▸ PROBLEM TO SOLVE
Locate each line of the material that contains "języku", then return it.

--- START SUPPLIED DATA ---

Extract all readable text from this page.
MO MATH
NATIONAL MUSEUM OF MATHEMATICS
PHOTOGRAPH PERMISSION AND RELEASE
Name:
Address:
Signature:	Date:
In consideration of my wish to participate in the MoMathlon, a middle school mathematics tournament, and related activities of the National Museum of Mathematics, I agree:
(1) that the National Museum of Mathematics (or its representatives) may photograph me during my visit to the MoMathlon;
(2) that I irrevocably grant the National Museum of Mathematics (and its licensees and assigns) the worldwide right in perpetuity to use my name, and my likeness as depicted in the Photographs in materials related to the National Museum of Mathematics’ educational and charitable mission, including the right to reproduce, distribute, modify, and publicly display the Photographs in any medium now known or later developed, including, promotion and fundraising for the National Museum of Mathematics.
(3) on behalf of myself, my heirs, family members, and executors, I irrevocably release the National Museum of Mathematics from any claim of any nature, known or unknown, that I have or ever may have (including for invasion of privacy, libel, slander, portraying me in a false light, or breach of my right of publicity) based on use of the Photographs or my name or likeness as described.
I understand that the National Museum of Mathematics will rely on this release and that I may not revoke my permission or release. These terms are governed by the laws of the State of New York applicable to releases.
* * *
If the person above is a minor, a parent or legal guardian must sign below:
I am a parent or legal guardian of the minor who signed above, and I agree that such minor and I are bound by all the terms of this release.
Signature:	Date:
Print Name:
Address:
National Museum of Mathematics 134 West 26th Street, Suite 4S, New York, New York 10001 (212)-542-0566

--- END SUPPLIED DATA ---
--- START SUPPLIED DATA ---

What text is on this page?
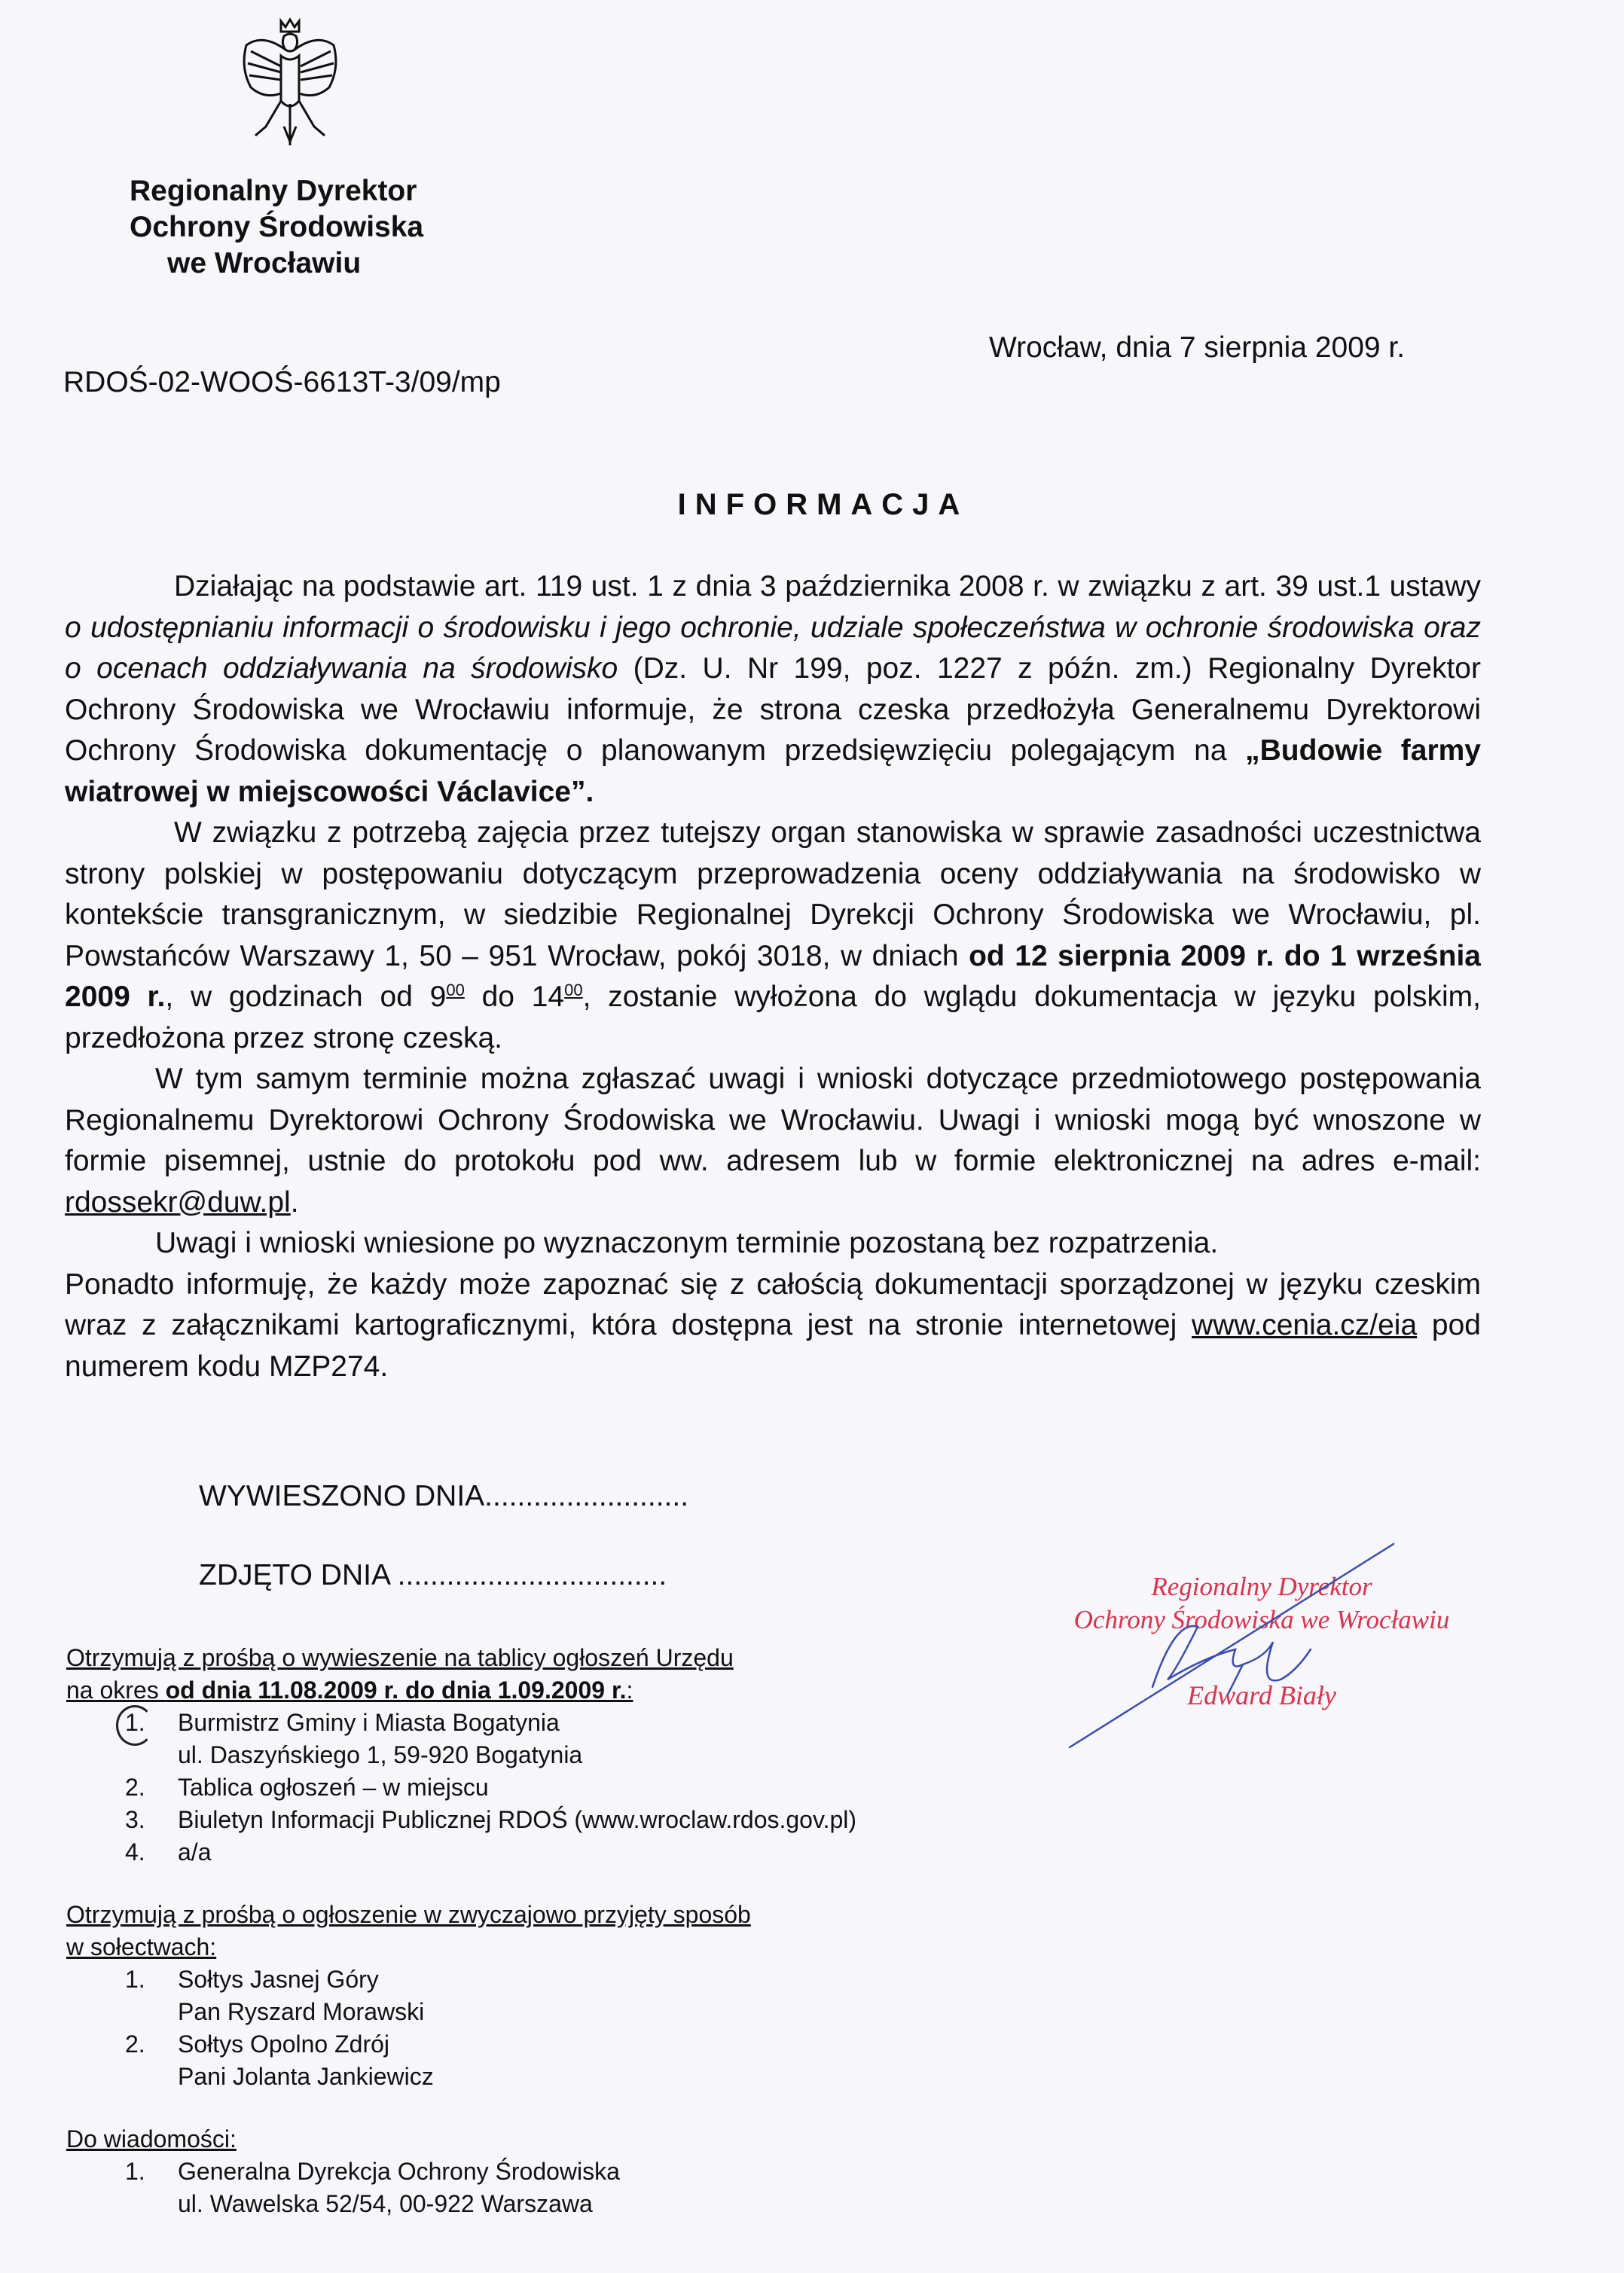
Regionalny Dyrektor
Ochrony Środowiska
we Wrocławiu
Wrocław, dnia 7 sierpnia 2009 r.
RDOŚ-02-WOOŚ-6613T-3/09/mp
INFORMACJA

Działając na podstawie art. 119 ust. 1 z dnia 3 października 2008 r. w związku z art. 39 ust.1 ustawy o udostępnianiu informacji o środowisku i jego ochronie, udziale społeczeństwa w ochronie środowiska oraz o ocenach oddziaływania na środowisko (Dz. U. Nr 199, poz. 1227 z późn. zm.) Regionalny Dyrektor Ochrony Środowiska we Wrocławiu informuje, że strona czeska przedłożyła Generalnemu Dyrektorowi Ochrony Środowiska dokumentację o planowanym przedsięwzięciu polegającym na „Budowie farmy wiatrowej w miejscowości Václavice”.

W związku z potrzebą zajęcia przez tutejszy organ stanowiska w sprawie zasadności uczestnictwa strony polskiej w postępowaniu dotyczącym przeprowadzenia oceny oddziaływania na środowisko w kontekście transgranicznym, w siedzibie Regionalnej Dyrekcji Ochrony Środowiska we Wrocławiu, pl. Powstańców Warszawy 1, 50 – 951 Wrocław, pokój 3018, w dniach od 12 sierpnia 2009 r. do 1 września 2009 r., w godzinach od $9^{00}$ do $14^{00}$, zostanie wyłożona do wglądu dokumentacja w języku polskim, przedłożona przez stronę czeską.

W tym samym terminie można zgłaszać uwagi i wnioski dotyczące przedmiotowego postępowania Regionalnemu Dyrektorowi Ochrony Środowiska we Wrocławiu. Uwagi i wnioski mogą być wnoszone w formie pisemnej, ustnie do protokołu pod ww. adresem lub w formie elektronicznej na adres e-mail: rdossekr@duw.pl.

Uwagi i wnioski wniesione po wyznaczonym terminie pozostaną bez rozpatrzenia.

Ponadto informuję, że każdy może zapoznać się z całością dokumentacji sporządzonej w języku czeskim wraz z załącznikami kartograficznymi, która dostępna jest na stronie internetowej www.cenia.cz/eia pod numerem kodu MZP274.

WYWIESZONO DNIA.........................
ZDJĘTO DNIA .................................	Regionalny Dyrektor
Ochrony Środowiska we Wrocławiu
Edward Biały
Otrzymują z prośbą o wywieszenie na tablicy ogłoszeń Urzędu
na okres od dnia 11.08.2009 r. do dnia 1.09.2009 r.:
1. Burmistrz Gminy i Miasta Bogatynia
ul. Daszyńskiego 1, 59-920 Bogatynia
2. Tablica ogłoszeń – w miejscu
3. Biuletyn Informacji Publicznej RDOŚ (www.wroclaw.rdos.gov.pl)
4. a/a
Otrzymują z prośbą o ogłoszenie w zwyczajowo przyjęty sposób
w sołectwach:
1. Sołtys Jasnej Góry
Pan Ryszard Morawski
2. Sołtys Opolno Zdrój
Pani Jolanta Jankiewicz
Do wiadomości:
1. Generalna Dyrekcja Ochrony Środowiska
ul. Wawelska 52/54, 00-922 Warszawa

--- END SUPPLIED DATA ---

▸ REPLY
W związku z potrzebą zajęcia przez tutejszy organ stanowiska w sprawie zasadności uczestnictwa strony polskiej w postępowaniu dotyczącym przeprowadzenia oceny oddziaływania na środowisko w kontekście transgranicznym, w siedzibie Regionalnej Dyrekcji Ochrony Środowiska we Wrocławiu, pl. Powstańców Warszawy 1, 50 – 951 Wrocław, pokój 3018, w dniach od 12 sierpnia 2009 r. do 1 września 2009 r., w godzinach od $9^{00}$ do $14^{00}$, zostanie wyłożona do wglądu dokumentacja w języku polskim, przedłożona przez stronę czeską.
Ponadto informuję, że każdy może zapoznać się z całością dokumentacji sporządzonej w języku czeskim wraz z załącznikami kartograficznymi, która dostępna jest na stronie internetowej www.cenia.cz/eia pod numerem kodu MZP274.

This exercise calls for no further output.